**EXTRACTED DATA:**

-------

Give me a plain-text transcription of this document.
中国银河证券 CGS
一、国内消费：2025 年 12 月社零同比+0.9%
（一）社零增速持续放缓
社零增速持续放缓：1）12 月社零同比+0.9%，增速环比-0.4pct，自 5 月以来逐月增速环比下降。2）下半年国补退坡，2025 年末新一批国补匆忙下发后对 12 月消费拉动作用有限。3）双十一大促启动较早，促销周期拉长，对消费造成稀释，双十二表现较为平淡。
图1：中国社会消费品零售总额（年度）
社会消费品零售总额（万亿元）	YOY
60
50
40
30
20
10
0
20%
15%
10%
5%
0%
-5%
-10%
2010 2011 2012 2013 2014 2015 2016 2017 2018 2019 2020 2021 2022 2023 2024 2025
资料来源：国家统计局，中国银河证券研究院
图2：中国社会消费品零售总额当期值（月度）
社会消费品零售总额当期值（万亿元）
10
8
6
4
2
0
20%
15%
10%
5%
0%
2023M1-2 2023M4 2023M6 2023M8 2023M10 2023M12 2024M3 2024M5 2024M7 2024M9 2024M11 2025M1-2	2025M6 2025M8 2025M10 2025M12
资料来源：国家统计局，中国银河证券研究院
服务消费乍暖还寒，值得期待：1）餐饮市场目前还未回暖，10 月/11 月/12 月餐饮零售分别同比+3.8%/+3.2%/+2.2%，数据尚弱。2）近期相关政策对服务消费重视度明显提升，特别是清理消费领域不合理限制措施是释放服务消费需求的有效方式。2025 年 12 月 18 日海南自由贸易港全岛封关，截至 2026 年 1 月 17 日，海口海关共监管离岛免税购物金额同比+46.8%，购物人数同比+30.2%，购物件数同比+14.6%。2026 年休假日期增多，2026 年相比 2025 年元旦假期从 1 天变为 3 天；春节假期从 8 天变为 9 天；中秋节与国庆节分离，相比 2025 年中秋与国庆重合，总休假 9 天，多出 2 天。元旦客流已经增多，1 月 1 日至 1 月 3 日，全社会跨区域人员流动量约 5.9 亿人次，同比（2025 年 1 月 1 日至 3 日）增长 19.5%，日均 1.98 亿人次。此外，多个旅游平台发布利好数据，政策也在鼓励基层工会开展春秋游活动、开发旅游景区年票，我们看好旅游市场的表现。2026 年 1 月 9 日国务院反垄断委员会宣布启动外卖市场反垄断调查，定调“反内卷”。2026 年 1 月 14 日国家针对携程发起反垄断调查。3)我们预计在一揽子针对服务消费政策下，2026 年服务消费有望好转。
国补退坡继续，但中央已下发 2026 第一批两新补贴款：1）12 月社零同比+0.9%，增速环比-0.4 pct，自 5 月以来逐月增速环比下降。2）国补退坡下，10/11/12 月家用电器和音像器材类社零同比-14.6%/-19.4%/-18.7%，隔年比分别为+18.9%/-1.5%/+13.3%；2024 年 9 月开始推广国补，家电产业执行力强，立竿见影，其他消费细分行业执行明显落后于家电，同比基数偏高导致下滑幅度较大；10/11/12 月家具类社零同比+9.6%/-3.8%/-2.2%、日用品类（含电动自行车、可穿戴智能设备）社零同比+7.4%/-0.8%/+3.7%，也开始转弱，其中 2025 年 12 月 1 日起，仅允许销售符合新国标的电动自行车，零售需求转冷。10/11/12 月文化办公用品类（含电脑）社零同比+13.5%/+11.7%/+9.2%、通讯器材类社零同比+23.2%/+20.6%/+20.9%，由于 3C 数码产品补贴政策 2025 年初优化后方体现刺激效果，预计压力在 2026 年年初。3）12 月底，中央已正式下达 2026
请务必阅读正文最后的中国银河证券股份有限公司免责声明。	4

-------

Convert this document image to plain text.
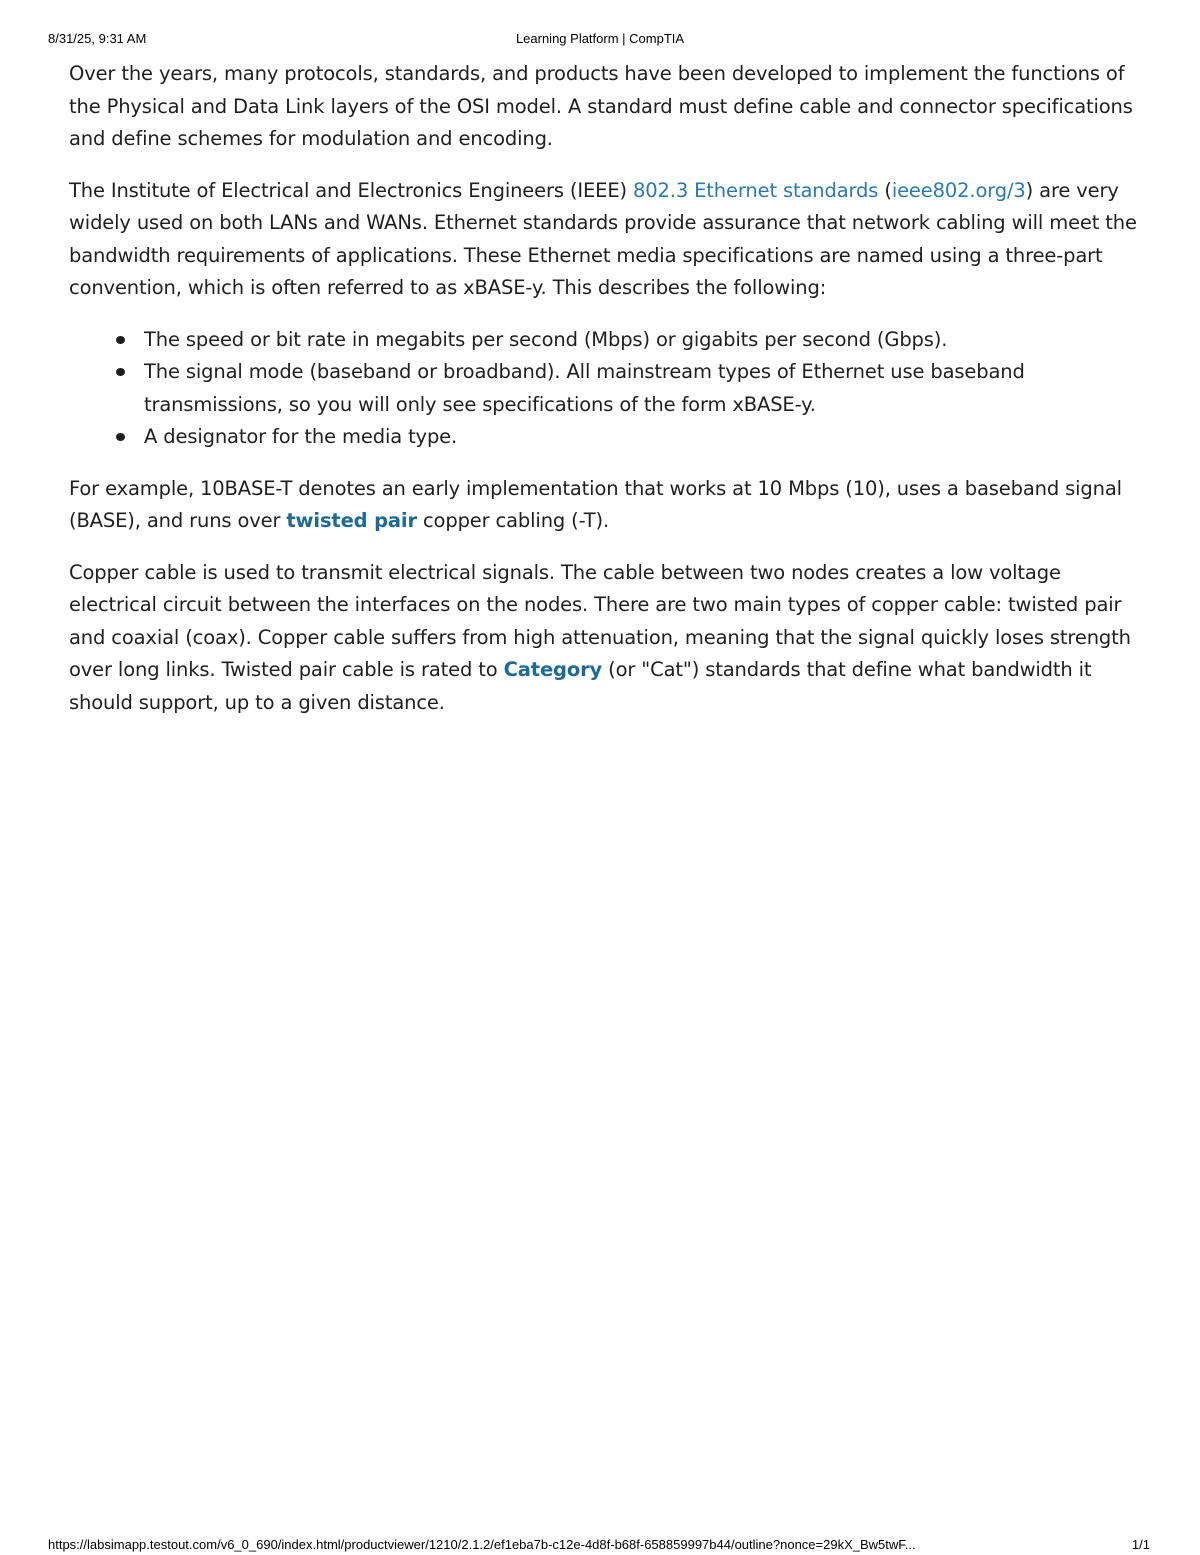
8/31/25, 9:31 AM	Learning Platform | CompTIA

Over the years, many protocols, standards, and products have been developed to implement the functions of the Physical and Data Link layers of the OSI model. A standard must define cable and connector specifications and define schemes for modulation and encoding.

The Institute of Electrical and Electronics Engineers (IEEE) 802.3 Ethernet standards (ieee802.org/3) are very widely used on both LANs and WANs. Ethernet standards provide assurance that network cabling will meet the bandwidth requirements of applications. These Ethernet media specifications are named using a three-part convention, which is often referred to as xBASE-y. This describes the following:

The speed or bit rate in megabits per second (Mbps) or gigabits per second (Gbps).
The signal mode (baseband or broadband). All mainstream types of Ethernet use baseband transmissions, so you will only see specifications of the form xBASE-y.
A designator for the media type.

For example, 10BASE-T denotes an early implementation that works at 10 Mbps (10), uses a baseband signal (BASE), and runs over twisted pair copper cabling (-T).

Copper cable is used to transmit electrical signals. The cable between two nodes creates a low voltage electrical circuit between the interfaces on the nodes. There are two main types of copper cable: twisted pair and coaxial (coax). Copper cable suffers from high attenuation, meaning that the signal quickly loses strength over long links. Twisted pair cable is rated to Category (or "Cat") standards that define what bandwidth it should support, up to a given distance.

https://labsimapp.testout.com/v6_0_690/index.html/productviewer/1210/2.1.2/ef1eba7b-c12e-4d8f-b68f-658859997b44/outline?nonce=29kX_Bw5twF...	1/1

-------

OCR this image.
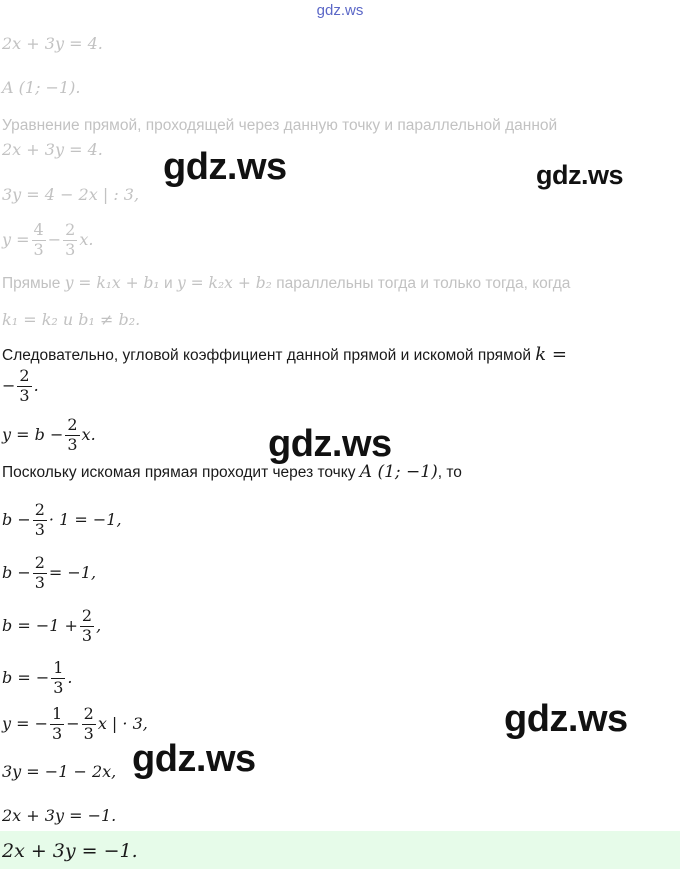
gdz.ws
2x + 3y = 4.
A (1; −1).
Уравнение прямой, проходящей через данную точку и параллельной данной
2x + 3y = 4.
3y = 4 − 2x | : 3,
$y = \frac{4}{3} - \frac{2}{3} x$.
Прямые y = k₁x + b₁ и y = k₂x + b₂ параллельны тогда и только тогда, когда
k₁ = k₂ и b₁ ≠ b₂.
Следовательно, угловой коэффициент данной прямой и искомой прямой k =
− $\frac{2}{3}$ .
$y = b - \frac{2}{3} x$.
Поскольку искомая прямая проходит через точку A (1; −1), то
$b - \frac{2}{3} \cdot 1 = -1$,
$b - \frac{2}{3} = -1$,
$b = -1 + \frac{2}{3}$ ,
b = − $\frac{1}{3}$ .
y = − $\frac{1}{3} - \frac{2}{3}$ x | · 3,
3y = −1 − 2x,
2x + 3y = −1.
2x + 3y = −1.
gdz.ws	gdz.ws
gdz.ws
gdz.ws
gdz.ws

-------

**TASK DETAILS:**
Say how many lines hold the word "xBASE", giving the number and nothing else.

**TASK RESULT:**
2